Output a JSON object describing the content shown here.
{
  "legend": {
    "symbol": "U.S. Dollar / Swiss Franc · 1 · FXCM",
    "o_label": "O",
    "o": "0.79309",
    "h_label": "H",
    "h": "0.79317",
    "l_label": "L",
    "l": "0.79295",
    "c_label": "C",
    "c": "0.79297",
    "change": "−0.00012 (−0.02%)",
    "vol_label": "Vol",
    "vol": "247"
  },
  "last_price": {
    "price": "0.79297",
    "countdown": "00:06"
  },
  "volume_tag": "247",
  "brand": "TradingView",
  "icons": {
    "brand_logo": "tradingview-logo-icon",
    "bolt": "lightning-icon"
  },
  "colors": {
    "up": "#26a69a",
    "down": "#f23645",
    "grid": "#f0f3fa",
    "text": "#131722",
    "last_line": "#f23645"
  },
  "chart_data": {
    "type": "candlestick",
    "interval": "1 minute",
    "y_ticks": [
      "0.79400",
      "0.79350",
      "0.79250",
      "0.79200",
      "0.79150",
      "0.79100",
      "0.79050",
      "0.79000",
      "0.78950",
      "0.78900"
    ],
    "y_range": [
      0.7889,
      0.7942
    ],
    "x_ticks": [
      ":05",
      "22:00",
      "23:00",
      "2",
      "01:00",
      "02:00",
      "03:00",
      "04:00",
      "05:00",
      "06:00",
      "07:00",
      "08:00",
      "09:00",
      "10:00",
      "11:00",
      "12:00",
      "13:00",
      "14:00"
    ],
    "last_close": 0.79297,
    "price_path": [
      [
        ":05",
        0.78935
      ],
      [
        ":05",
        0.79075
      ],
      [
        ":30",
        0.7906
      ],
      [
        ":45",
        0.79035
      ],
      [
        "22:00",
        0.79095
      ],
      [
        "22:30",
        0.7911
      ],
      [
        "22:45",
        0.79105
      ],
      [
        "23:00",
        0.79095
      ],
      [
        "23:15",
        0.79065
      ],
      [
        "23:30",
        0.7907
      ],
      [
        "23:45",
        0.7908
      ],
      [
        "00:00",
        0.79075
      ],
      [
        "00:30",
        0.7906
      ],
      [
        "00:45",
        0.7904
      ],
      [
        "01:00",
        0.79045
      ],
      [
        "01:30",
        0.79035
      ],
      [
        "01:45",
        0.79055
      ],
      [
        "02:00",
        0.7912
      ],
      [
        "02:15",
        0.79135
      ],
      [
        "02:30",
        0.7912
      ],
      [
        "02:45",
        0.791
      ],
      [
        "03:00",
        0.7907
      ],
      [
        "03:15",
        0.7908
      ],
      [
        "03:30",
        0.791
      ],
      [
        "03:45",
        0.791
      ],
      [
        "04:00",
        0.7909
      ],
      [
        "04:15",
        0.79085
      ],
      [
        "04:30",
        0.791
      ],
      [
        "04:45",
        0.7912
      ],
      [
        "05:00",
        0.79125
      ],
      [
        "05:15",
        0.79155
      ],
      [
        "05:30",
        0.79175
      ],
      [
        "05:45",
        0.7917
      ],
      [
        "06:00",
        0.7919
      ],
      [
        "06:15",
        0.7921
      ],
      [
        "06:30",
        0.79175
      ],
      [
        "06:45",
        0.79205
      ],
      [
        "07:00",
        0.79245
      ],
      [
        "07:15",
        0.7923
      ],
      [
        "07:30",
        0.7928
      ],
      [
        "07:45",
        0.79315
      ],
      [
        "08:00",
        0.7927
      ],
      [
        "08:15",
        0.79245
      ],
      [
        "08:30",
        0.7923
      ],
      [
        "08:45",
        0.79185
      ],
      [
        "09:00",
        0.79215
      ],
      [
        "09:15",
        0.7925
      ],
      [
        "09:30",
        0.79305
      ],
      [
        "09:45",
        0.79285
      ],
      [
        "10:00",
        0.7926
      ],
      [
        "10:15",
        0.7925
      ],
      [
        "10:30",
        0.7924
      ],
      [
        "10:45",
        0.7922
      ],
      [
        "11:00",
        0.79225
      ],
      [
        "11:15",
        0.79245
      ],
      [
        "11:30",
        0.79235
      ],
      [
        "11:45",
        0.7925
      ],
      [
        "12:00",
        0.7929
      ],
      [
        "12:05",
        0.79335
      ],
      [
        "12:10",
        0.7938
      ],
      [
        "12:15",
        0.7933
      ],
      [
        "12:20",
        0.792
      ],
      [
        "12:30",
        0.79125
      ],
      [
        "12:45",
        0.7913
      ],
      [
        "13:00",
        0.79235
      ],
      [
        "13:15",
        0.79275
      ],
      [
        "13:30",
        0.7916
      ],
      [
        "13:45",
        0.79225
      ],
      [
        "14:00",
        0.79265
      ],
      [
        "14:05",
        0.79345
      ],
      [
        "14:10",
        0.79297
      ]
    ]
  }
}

◆ ◆ ◆ ◆ ◆

Exercise :: Go through the entries and repeat each one exactly.

Task answer ::
Output a JSON object describing the content shown here.
{
  "legend": {
    "symbol": "U.S. Dollar / Swiss Franc · 1 · FXCM",
    "o_label": "O",
    "o": "0.79309",
    "h_label": "H",
    "h": "0.79317",
    "l_label": "L",
    "l": "0.79295",
    "c_label": "C",
    "c": "0.79297",
    "change": "−0.00012 (−0.02%)",
    "vol_label": "Vol",
    "vol": "247"
  },
  "last_price": {
    "price": "0.79297",
    "countdown": "00:06"
  },
  "volume_tag": "247",
  "brand": "TradingView",
  "icons": {
    "brand_logo": "tradingview-logo-icon",
    "bolt": "lightning-icon"
  },
  "colors": {
    "up": "#26a69a",
    "down": "#f23645",
    "grid": "#f0f3fa",
    "text": "#131722",
    "last_line": "#f23645"
  },
  "chart_data": {
    "type": "candlestick",
    "interval": "1 minute",
    "y_ticks": [
      "0.79400",
      "0.79350",
      "0.79250",
      "0.79200",
      "0.79150",
      "0.79100",
      "0.79050",
      "0.79000",
      "0.78950",
      "0.78900"
    ],
    "y_range": [
      0.7889,
      0.7942
    ],
    "x_ticks": [
      ":05",
      "22:00",
      "23:00",
      "2",
      "01:00",
      "02:00",
      "03:00",
      "04:00",
      "05:00",
      "06:00",
      "07:00",
      "08:00",
      "09:00",
      "10:00",
      "11:00",
      "12:00",
      "13:00",
      "14:00"
    ],
    "last_close": 0.79297,
    "price_path": [
      [
        ":05",
        0.78935
      ],
      [
        ":05",
        0.79075
      ],
      [
        ":30",
        0.7906
      ],
      [
        ":45",
        0.79035
      ],
      [
        "22:00",
        0.79095
      ],
      [
        "22:30",
        0.7911
      ],
      [
        "22:45",
        0.79105
      ],
      [
        "23:00",
        0.79095
      ],
      [
        "23:15",
        0.79065
      ],
      [
        "23:30",
        0.7907
      ],
      [
        "23:45",
        0.7908
      ],
      [
        "00:00",
        0.79075
      ],
      [
        "00:30",
        0.7906
      ],
      [
        "00:45",
        0.7904
      ],
      [
        "01:00",
        0.79045
      ],
      [
        "01:30",
        0.79035
      ],
      [
        "01:45",
        0.79055
      ],
      [
        "02:00",
        0.7912
      ],
      [
        "02:15",
        0.79135
      ],
      [
        "02:30",
        0.7912
      ],
      [
        "02:45",
        0.791
      ],
      [
        "03:00",
        0.7907
      ],
      [
        "03:15",
        0.7908
      ],
      [
        "03:30",
        0.791
      ],
      [
        "03:45",
        0.791
      ],
      [
        "04:00",
        0.7909
      ],
      [
        "04:15",
        0.79085
      ],
      [
        "04:30",
        0.791
      ],
      [
        "04:45",
        0.7912
      ],
      [
        "05:00",
        0.79125
      ],
      [
        "05:15",
        0.79155
      ],
      [
        "05:30",
        0.79175
      ],
      [
        "05:45",
        0.7917
      ],
      [
        "06:00",
        0.7919
      ],
      [
        "06:15",
        0.7921
      ],
      [
        "06:30",
        0.79175
      ],
      [
        "06:45",
        0.79205
      ],
      [
        "07:00",
        0.79245
      ],
      [
        "07:15",
        0.7923
      ],
      [
        "07:30",
        0.7928
      ],
      [
        "07:45",
        0.79315
      ],
      [
        "08:00",
        0.7927
      ],
      [
        "08:15",
        0.79245
      ],
      [
        "08:30",
        0.7923
      ],
      [
        "08:45",
        0.79185
      ],
      [
        "09:00",
        0.79215
      ],
      [
        "09:15",
        0.7925
      ],
      [
        "09:30",
        0.79305
      ],
      [
        "09:45",
        0.79285
      ],
      [
        "10:00",
        0.7926
      ],
      [
        "10:15",
        0.7925
      ],
      [
        "10:30",
        0.7924
      ],
      [
        "10:45",
        0.7922
      ],
      [
        "11:00",
        0.79225
      ],
      [
        "11:15",
        0.79245
      ],
      [
        "11:30",
        0.79235
      ],
      [
        "11:45",
        0.7925
      ],
      [
        "12:00",
        0.7929
      ],
      [
        "12:05",
        0.79335
      ],
      [
        "12:10",
        0.7938
      ],
      [
        "12:15",
        0.7933
      ],
      [
        "12:20",
        0.792
      ],
      [
        "12:30",
        0.79125
      ],
      [
        "12:45",
        0.7913
      ],
      [
        "13:00",
        0.79235
      ],
      [
        "13:15",
        0.79275
      ],
      [
        "13:30",
        0.7916
      ],
      [
        "13:45",
        0.79225
      ],
      [
        "14:00",
        0.79265
      ],
      [
        "14:05",
        0.79345
      ],
      [
        "14:10",
        0.79297
      ]
    ]
  }
}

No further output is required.